[Opening INPUT section]

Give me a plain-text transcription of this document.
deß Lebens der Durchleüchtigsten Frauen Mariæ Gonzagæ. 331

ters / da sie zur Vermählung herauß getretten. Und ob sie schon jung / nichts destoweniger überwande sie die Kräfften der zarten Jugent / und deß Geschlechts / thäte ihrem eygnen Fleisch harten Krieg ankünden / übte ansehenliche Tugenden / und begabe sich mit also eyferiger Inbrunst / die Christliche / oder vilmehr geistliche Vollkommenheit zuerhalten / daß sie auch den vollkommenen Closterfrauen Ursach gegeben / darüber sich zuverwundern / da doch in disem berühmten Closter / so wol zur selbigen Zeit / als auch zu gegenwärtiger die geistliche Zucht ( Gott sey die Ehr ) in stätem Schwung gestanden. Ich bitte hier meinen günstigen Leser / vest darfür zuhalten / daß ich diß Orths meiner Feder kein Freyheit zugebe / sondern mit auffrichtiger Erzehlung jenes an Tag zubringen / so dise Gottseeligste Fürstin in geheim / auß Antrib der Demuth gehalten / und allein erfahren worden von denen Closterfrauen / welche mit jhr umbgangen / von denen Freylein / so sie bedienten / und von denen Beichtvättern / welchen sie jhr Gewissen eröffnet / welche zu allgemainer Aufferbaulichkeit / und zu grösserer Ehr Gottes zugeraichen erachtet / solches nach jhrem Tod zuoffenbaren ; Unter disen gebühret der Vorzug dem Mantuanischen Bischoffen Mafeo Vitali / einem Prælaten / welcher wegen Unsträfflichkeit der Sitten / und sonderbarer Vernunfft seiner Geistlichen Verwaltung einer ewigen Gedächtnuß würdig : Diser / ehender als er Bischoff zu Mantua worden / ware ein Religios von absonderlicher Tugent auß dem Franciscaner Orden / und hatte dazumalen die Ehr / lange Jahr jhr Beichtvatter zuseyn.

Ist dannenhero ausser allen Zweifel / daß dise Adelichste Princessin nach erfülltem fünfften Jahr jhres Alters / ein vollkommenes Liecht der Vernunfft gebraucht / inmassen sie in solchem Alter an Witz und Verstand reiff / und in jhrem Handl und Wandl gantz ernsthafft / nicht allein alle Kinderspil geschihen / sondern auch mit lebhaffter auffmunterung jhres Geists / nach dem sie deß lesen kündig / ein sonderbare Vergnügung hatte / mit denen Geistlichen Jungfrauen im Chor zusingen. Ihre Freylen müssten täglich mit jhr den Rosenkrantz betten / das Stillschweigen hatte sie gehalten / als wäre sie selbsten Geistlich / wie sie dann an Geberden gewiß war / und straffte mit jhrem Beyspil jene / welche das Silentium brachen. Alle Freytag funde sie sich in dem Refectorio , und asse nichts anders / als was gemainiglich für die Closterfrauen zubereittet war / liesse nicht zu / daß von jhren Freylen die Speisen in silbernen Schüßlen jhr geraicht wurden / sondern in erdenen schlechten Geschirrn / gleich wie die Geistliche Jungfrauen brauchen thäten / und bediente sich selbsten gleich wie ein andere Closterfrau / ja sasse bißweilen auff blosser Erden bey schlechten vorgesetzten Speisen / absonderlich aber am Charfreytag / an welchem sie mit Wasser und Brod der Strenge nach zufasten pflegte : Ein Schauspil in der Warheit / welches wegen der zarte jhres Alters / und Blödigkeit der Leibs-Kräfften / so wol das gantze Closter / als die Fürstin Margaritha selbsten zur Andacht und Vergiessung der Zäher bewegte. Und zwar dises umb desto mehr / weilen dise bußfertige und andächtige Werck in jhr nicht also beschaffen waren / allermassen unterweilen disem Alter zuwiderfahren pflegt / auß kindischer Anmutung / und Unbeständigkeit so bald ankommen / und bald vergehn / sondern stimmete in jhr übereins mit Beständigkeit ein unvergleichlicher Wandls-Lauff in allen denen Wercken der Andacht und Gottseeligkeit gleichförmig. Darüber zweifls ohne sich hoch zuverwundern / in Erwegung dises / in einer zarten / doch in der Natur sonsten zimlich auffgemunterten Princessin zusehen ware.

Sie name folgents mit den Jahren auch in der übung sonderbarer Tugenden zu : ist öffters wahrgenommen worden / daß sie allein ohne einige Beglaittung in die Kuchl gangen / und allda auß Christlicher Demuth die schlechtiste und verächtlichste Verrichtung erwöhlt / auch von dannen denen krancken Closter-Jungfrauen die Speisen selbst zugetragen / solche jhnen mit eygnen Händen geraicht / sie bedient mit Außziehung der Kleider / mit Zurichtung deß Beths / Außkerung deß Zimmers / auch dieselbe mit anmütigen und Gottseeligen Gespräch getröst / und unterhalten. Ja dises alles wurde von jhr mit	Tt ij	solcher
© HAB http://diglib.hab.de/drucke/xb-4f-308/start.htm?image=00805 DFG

[Closing INPUT section]

With no words changed, transcribe the records above.

ANSWER BELOW:
Give me a plain-text transcription of this document.
deß Lebens der Durchleüchtigsten Frauen Mariæ Gonzagæ. 331

ters / da sie zur Vermählung herauß getretten. Und ob sie schon jung / nichts destoweniger überwande sie die Kräfften der zarten Jugent / und deß Geschlechts / thäte ihrem eygnen Fleisch harten Krieg ankünden / übte ansehenliche Tugenden / und begabe sich mit also eyferiger Inbrunst / die Christliche / oder vilmehr geistliche Vollkommenheit zuerhalten / daß sie auch den vollkommenen Closterfrauen Ursach gegeben / darüber sich zuverwundern / da doch in disem berühmten Closter / so wol zur selbigen Zeit / als auch zu gegenwärtiger die geistliche Zucht ( Gott sey die Ehr ) in stätem Schwung gestanden. Ich bitte hier meinen günstigen Leser / vest darfür zuhalten / daß ich diß Orths meiner Feder kein Freyheit zugebe / sondern mit auffrichtiger Erzehlung jenes an Tag zubringen / so dise Gottseeligste Fürstin in geheim / auß Antrib der Demuth gehalten / und allein erfahren worden von denen Closterfrauen / welche mit jhr umbgangen / von denen Freylein / so sie bedienten / und von denen Beichtvättern / welchen sie jhr Gewissen eröffnet / welche zu allgemainer Aufferbaulichkeit / und zu grösserer Ehr Gottes zugeraichen erachtet / solches nach jhrem Tod zuoffenbaren ; Unter disen gebühret der Vorzug dem Mantuanischen Bischoffen Mafeo Vitali / einem Prælaten / welcher wegen Unsträfflichkeit der Sitten / und sonderbarer Vernunfft seiner Geistlichen Verwaltung einer ewigen Gedächtnuß würdig : Diser / ehender als er Bischoff zu Mantua worden / ware ein Religios von absonderlicher Tugent auß dem Franciscaner Orden / und hatte dazumalen die Ehr / lange Jahr jhr Beichtvatter zuseyn.

Ist dannenhero ausser allen Zweifel / daß dise Adelichste Princessin nach erfülltem fünfften Jahr jhres Alters / ein vollkommenes Liecht der Vernunfft gebraucht / inmassen sie in solchem Alter an Witz und Verstand reiff / und in jhrem Handl und Wandl gantz ernsthafft / nicht allein alle Kinderspil geschihen / sondern auch mit lebhaffter auffmunterung jhres Geists / nach dem sie deß lesen kündig / ein sonderbare Vergnügung hatte / mit denen Geistlichen Jungfrauen im Chor zusingen. Ihre Freylen müssten täglich mit jhr den Rosenkrantz betten / das Stillschweigen hatte sie gehalten / als wäre sie selbsten Geistlich / wie sie dann an Geberden gewiß war / und straffte mit jhrem Beyspil jene / welche das Silentium brachen. Alle Freytag funde sie sich in dem Refectorio , und asse nichts anders / als was gemainiglich für die Closterfrauen zubereittet war / liesse nicht zu / daß von jhren Freylen die Speisen in silbernen Schüßlen jhr geraicht wurden / sondern in erdenen schlechten Geschirrn / gleich wie die Geistliche Jungfrauen brauchen thäten / und bediente sich selbsten gleich wie ein andere Closterfrau / ja sasse bißweilen auff blosser Erden bey schlechten vorgesetzten Speisen / absonderlich aber am Charfreytag / an welchem sie mit Wasser und Brod der Strenge nach zufasten pflegte : Ein Schauspil in der Warheit / welches wegen der zarte jhres Alters / und Blödigkeit der Leibs-Kräfften / so wol das gantze Closter / als die Fürstin Margaritha selbsten zur Andacht und Vergiessung der Zäher bewegte. Und zwar dises umb desto mehr / weilen dise bußfertige und andächtige Werck in jhr nicht also beschaffen waren / allermassen unterweilen disem Alter zuwiderfahren pflegt / auß kindischer Anmutung / und Unbeständigkeit so bald ankommen / und bald vergehn / sondern stimmete in jhr übereins mit Beständigkeit ein unvergleichlicher Wandls-Lauff in allen denen Wercken der Andacht und Gottseeligkeit gleichförmig. Darüber zweifls ohne sich hoch zuverwundern / in Erwegung dises / in einer zarten / doch in der Natur sonsten zimlich auffgemunterten Princessin zusehen ware.

Sie name folgents mit den Jahren auch in der übung sonderbarer Tugenden zu : ist öffters wahrgenommen worden / daß sie allein ohne einige Beglaittung in die Kuchl gangen / und allda auß Christlicher Demuth die schlechtiste und verächtlichste Verrichtung erwöhlt / auch von dannen denen krancken Closter-Jungfrauen die Speisen selbst zugetragen / solche jhnen mit eygnen Händen geraicht / sie bedient mit Außziehung der Kleider / mit Zurichtung deß Beths / Außkerung deß Zimmers / auch dieselbe mit anmütigen und Gottseeligen Gespräch getröst / und unterhalten. Ja dises alles wurde von jhr mit	Tt ij	solcher
© HAB http://diglib.hab.de/drucke/xb-4f-308/start.htm?image=00805 DFG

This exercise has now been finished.